# TASK INSTRUCTIONS:
Pictures in the data below are not part of the copy; transcribe everything else exactly.

* start RECORDED INFORMATION *

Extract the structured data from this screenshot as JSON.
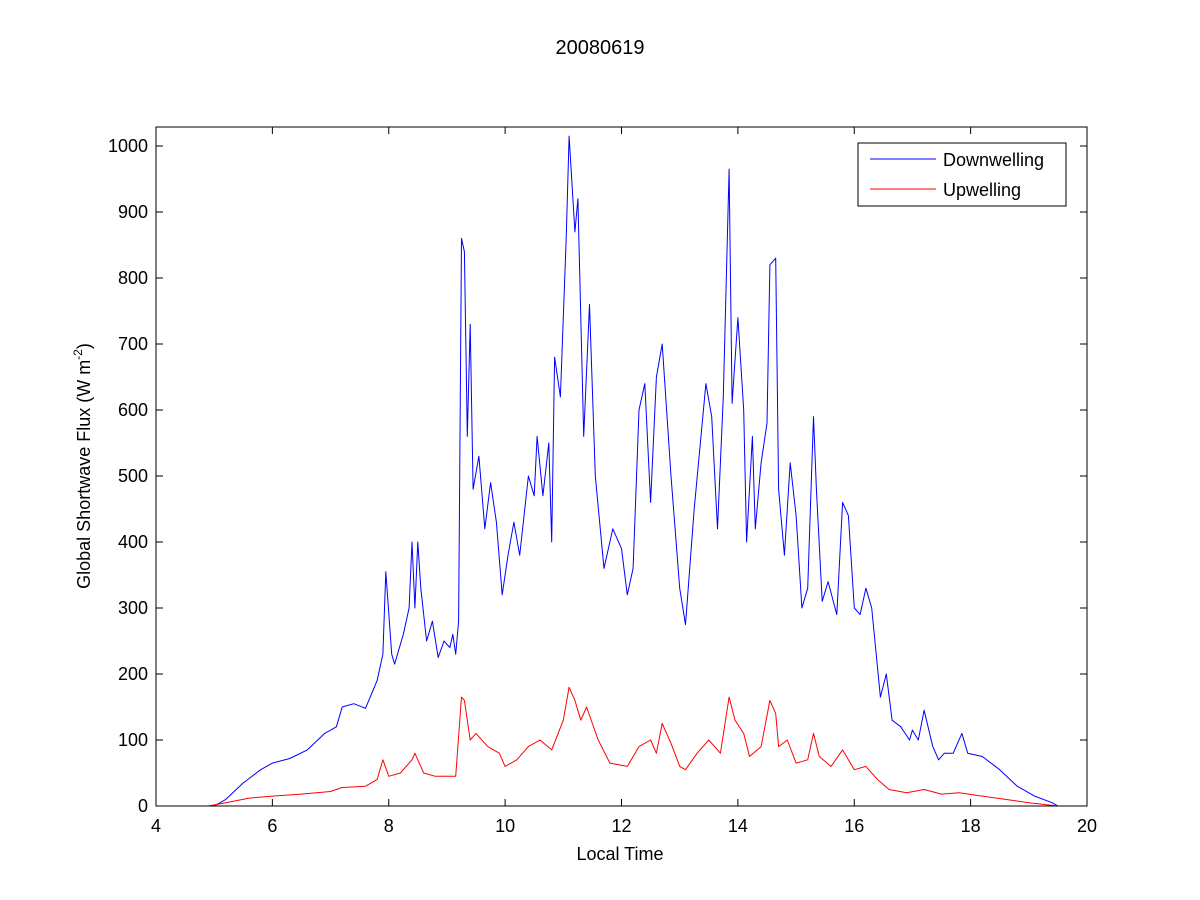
{
  "chart_data": {
    "type": "line",
    "title": "20080619",
    "xlabel": "Local Time",
    "ylabel": "Global Shortwave Flux (W m",
    "ylabel_sup": "-2",
    "ylabel_close": ")",
    "xlim": [
      4,
      20
    ],
    "ylim": [
      0,
      1000
    ],
    "xticks": [
      4,
      6,
      8,
      10,
      12,
      14,
      16,
      18,
      20
    ],
    "yticks": [
      0,
      100,
      200,
      300,
      400,
      500,
      600,
      700,
      800,
      900,
      1000
    ],
    "grid": false,
    "legend_position": "top-right",
    "series": [
      {
        "name": "Downwelling",
        "color": "#0000ff",
        "x": [
          5.0,
          5.2,
          5.5,
          5.8,
          6.0,
          6.3,
          6.6,
          6.9,
          7.1,
          7.2,
          7.4,
          7.6,
          7.8,
          7.9,
          7.95,
          8.05,
          8.1,
          8.25,
          8.35,
          8.4,
          8.45,
          8.5,
          8.55,
          8.65,
          8.75,
          8.85,
          8.95,
          9.05,
          9.1,
          9.15,
          9.2,
          9.25,
          9.3,
          9.35,
          9.4,
          9.45,
          9.55,
          9.65,
          9.75,
          9.85,
          9.95,
          10.05,
          10.15,
          10.25,
          10.4,
          10.5,
          10.55,
          10.65,
          10.75,
          10.8,
          10.85,
          10.95,
          11.0,
          11.05,
          11.1,
          11.2,
          11.25,
          11.35,
          11.45,
          11.55,
          11.7,
          11.85,
          12.0,
          12.1,
          12.2,
          12.3,
          12.4,
          12.5,
          12.6,
          12.7,
          12.85,
          13.0,
          13.1,
          13.25,
          13.45,
          13.55,
          13.65,
          13.75,
          13.85,
          13.9,
          14.0,
          14.1,
          14.15,
          14.25,
          14.3,
          14.4,
          14.5,
          14.55,
          14.65,
          14.7,
          14.8,
          14.9,
          15.0,
          15.1,
          15.2,
          15.3,
          15.35,
          15.45,
          15.55,
          15.7,
          15.8,
          15.9,
          16.0,
          16.1,
          16.2,
          16.3,
          16.45,
          16.55,
          16.65,
          16.8,
          16.95,
          17.0,
          17.1,
          17.2,
          17.35,
          17.45,
          17.55,
          17.7,
          17.85,
          17.95,
          18.2,
          18.5,
          18.8,
          19.1,
          19.4,
          19.5
        ],
        "y": [
          0,
          10,
          35,
          55,
          65,
          72,
          85,
          110,
          120,
          150,
          155,
          148,
          190,
          230,
          355,
          230,
          215,
          260,
          300,
          400,
          300,
          400,
          330,
          250,
          280,
          225,
          250,
          240,
          260,
          230,
          280,
          860,
          840,
          560,
          730,
          480,
          530,
          420,
          490,
          430,
          320,
          380,
          430,
          380,
          500,
          470,
          560,
          470,
          550,
          400,
          680,
          620,
          740,
          860,
          1015,
          870,
          920,
          560,
          760,
          500,
          360,
          420,
          390,
          320,
          360,
          600,
          640,
          460,
          650,
          700,
          500,
          330,
          275,
          450,
          640,
          590,
          420,
          620,
          965,
          610,
          740,
          600,
          400,
          560,
          420,
          520,
          580,
          820,
          830,
          480,
          380,
          520,
          440,
          300,
          330,
          590,
          480,
          310,
          340,
          290,
          460,
          440,
          300,
          290,
          330,
          300,
          165,
          200,
          130,
          120,
          100,
          115,
          100,
          145,
          90,
          70,
          80,
          80,
          110,
          80,
          75,
          55,
          30,
          15,
          5,
          0
        ]
      },
      {
        "name": "Upwelling",
        "color": "#ff0000",
        "x": [
          4.9,
          5.2,
          5.6,
          6.0,
          6.5,
          7.0,
          7.2,
          7.6,
          7.8,
          7.9,
          8.0,
          8.2,
          8.4,
          8.45,
          8.6,
          8.8,
          9.0,
          9.15,
          9.25,
          9.3,
          9.4,
          9.5,
          9.7,
          9.9,
          10.0,
          10.2,
          10.4,
          10.6,
          10.8,
          11.0,
          11.1,
          11.2,
          11.3,
          11.4,
          11.6,
          11.8,
          12.1,
          12.3,
          12.5,
          12.6,
          12.7,
          12.85,
          13.0,
          13.1,
          13.3,
          13.5,
          13.7,
          13.85,
          13.95,
          14.1,
          14.2,
          14.4,
          14.55,
          14.65,
          14.7,
          14.85,
          15.0,
          15.2,
          15.3,
          15.4,
          15.6,
          15.8,
          16.0,
          16.2,
          16.4,
          16.6,
          16.9,
          17.2,
          17.5,
          17.8,
          18.2,
          18.6,
          19.0,
          19.5
        ],
        "y": [
          0,
          5,
          12,
          15,
          18,
          22,
          28,
          30,
          40,
          70,
          45,
          50,
          70,
          80,
          50,
          45,
          45,
          45,
          165,
          160,
          100,
          110,
          90,
          80,
          60,
          70,
          90,
          100,
          85,
          130,
          180,
          160,
          130,
          150,
          100,
          65,
          60,
          90,
          100,
          80,
          125,
          95,
          60,
          55,
          80,
          100,
          80,
          165,
          130,
          110,
          75,
          90,
          160,
          140,
          90,
          100,
          65,
          70,
          110,
          75,
          60,
          85,
          55,
          60,
          40,
          25,
          20,
          25,
          18,
          20,
          15,
          10,
          5,
          0
        ]
      }
    ]
  }
}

* end RECORDED INFORMATION *

# EXERCISE RESULT:
Extract the structured data from this screenshot as JSON.
{
  "chart_data": {
    "type": "line",
    "title": "20080619",
    "xlabel": "Local Time",
    "ylabel": "Global Shortwave Flux (W m",
    "ylabel_sup": "-2",
    "ylabel_close": ")",
    "xlim": [
      4,
      20
    ],
    "ylim": [
      0,
      1000
    ],
    "xticks": [
      4,
      6,
      8,
      10,
      12,
      14,
      16,
      18,
      20
    ],
    "yticks": [
      0,
      100,
      200,
      300,
      400,
      500,
      600,
      700,
      800,
      900,
      1000
    ],
    "grid": false,
    "legend_position": "top-right",
    "series": [
      {
        "name": "Downwelling",
        "color": "#0000ff",
        "x": [
          5.0,
          5.2,
          5.5,
          5.8,
          6.0,
          6.3,
          6.6,
          6.9,
          7.1,
          7.2,
          7.4,
          7.6,
          7.8,
          7.9,
          7.95,
          8.05,
          8.1,
          8.25,
          8.35,
          8.4,
          8.45,
          8.5,
          8.55,
          8.65,
          8.75,
          8.85,
          8.95,
          9.05,
          9.1,
          9.15,
          9.2,
          9.25,
          9.3,
          9.35,
          9.4,
          9.45,
          9.55,
          9.65,
          9.75,
          9.85,
          9.95,
          10.05,
          10.15,
          10.25,
          10.4,
          10.5,
          10.55,
          10.65,
          10.75,
          10.8,
          10.85,
          10.95,
          11.0,
          11.05,
          11.1,
          11.2,
          11.25,
          11.35,
          11.45,
          11.55,
          11.7,
          11.85,
          12.0,
          12.1,
          12.2,
          12.3,
          12.4,
          12.5,
          12.6,
          12.7,
          12.85,
          13.0,
          13.1,
          13.25,
          13.45,
          13.55,
          13.65,
          13.75,
          13.85,
          13.9,
          14.0,
          14.1,
          14.15,
          14.25,
          14.3,
          14.4,
          14.5,
          14.55,
          14.65,
          14.7,
          14.8,
          14.9,
          15.0,
          15.1,
          15.2,
          15.3,
          15.35,
          15.45,
          15.55,
          15.7,
          15.8,
          15.9,
          16.0,
          16.1,
          16.2,
          16.3,
          16.45,
          16.55,
          16.65,
          16.8,
          16.95,
          17.0,
          17.1,
          17.2,
          17.35,
          17.45,
          17.55,
          17.7,
          17.85,
          17.95,
          18.2,
          18.5,
          18.8,
          19.1,
          19.4,
          19.5
        ],
        "y": [
          0,
          10,
          35,
          55,
          65,
          72,
          85,
          110,
          120,
          150,
          155,
          148,
          190,
          230,
          355,
          230,
          215,
          260,
          300,
          400,
          300,
          400,
          330,
          250,
          280,
          225,
          250,
          240,
          260,
          230,
          280,
          860,
          840,
          560,
          730,
          480,
          530,
          420,
          490,
          430,
          320,
          380,
          430,
          380,
          500,
          470,
          560,
          470,
          550,
          400,
          680,
          620,
          740,
          860,
          1015,
          870,
          920,
          560,
          760,
          500,
          360,
          420,
          390,
          320,
          360,
          600,
          640,
          460,
          650,
          700,
          500,
          330,
          275,
          450,
          640,
          590,
          420,
          620,
          965,
          610,
          740,
          600,
          400,
          560,
          420,
          520,
          580,
          820,
          830,
          480,
          380,
          520,
          440,
          300,
          330,
          590,
          480,
          310,
          340,
          290,
          460,
          440,
          300,
          290,
          330,
          300,
          165,
          200,
          130,
          120,
          100,
          115,
          100,
          145,
          90,
          70,
          80,
          80,
          110,
          80,
          75,
          55,
          30,
          15,
          5,
          0
        ]
      },
      {
        "name": "Upwelling",
        "color": "#ff0000",
        "x": [
          4.9,
          5.2,
          5.6,
          6.0,
          6.5,
          7.0,
          7.2,
          7.6,
          7.8,
          7.9,
          8.0,
          8.2,
          8.4,
          8.45,
          8.6,
          8.8,
          9.0,
          9.15,
          9.25,
          9.3,
          9.4,
          9.5,
          9.7,
          9.9,
          10.0,
          10.2,
          10.4,
          10.6,
          10.8,
          11.0,
          11.1,
          11.2,
          11.3,
          11.4,
          11.6,
          11.8,
          12.1,
          12.3,
          12.5,
          12.6,
          12.7,
          12.85,
          13.0,
          13.1,
          13.3,
          13.5,
          13.7,
          13.85,
          13.95,
          14.1,
          14.2,
          14.4,
          14.55,
          14.65,
          14.7,
          14.85,
          15.0,
          15.2,
          15.3,
          15.4,
          15.6,
          15.8,
          16.0,
          16.2,
          16.4,
          16.6,
          16.9,
          17.2,
          17.5,
          17.8,
          18.2,
          18.6,
          19.0,
          19.5
        ],
        "y": [
          0,
          5,
          12,
          15,
          18,
          22,
          28,
          30,
          40,
          70,
          45,
          50,
          70,
          80,
          50,
          45,
          45,
          45,
          165,
          160,
          100,
          110,
          90,
          80,
          60,
          70,
          90,
          100,
          85,
          130,
          180,
          160,
          130,
          150,
          100,
          65,
          60,
          90,
          100,
          80,
          125,
          95,
          60,
          55,
          80,
          100,
          80,
          165,
          130,
          110,
          75,
          90,
          160,
          140,
          90,
          100,
          65,
          70,
          110,
          75,
          60,
          85,
          55,
          60,
          40,
          25,
          20,
          25,
          18,
          20,
          15,
          10,
          5,
          0
        ]
      }
    ]
  }
}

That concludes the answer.